Aim - Look through the material and copy each line holding "может".

>> BEGIN Material supplied

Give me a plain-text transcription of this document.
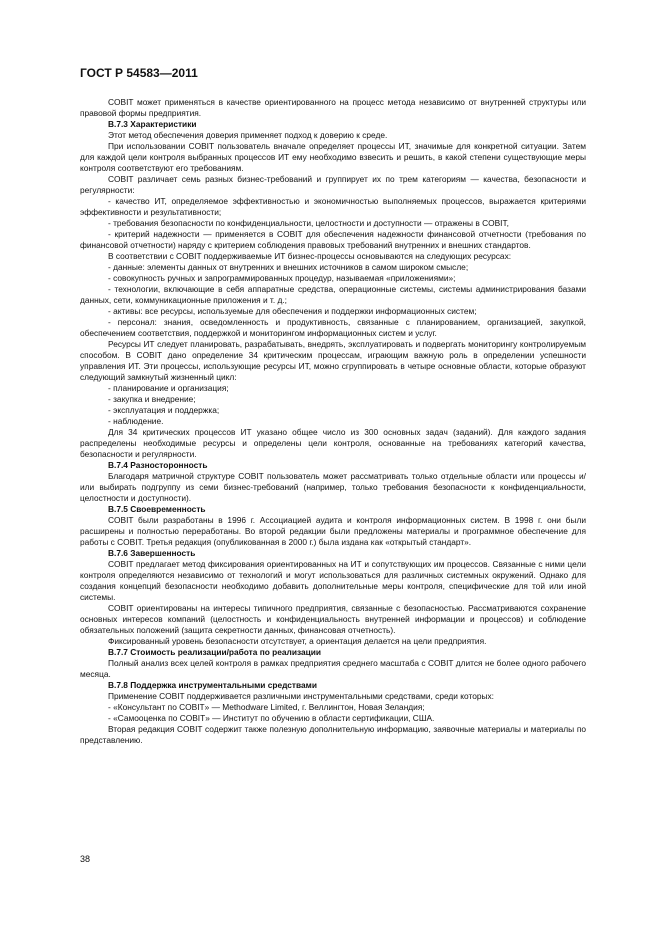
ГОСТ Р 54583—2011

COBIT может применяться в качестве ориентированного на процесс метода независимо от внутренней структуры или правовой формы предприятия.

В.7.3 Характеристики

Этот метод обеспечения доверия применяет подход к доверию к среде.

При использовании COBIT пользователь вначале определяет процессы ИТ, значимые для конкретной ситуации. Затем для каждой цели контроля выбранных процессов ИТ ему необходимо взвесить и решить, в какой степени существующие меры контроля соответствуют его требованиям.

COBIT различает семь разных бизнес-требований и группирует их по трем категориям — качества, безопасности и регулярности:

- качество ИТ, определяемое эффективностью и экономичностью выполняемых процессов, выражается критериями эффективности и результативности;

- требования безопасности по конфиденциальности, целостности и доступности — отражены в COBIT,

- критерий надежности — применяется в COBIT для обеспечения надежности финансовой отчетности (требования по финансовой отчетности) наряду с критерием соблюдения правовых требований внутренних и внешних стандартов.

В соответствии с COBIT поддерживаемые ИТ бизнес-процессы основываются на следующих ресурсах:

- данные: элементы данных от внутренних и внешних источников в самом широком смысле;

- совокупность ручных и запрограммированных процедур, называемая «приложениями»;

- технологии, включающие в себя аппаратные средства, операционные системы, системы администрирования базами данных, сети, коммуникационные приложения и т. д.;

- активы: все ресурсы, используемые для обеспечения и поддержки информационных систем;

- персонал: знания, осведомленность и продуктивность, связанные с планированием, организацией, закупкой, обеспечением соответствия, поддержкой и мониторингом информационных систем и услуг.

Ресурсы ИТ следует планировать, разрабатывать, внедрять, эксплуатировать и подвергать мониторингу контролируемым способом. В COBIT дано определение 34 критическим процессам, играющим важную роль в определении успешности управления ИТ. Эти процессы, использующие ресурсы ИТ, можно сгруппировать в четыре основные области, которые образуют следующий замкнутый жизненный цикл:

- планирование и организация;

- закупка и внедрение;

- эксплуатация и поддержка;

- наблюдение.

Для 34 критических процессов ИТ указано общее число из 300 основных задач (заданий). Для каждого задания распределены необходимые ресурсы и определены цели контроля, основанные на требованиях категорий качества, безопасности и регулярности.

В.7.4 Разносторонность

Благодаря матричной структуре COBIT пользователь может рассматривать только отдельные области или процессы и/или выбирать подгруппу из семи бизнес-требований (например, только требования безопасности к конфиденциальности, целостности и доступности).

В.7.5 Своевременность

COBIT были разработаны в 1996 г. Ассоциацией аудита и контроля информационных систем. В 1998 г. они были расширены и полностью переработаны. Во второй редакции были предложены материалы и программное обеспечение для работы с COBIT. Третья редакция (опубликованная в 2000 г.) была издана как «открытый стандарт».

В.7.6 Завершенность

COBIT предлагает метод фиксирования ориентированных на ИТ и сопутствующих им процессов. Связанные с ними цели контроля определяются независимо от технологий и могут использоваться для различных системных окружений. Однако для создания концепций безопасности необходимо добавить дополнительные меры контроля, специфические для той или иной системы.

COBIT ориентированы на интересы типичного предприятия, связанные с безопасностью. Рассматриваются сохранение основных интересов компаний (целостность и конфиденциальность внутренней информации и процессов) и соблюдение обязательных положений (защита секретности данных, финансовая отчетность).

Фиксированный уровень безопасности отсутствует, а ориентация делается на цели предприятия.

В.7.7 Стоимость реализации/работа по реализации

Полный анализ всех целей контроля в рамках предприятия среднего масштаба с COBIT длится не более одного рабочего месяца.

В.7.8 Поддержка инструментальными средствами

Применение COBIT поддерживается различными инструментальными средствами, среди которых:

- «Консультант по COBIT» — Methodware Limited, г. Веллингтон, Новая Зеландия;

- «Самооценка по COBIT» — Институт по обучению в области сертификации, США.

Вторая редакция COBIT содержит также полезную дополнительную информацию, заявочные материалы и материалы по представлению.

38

>> END Material supplied

Problem solution -
COBIT может применяться в качестве ориентированного на процесс метода независимо от внутренней структуры или правовой формы предприятия.
Благодаря матричной структуре COBIT пользователь может рассматривать только отдельные области или процессы и/или выбирать подгруппу из семи бизнес-требований (например, только требования безопасности к конфиденциальности, целостности и доступности).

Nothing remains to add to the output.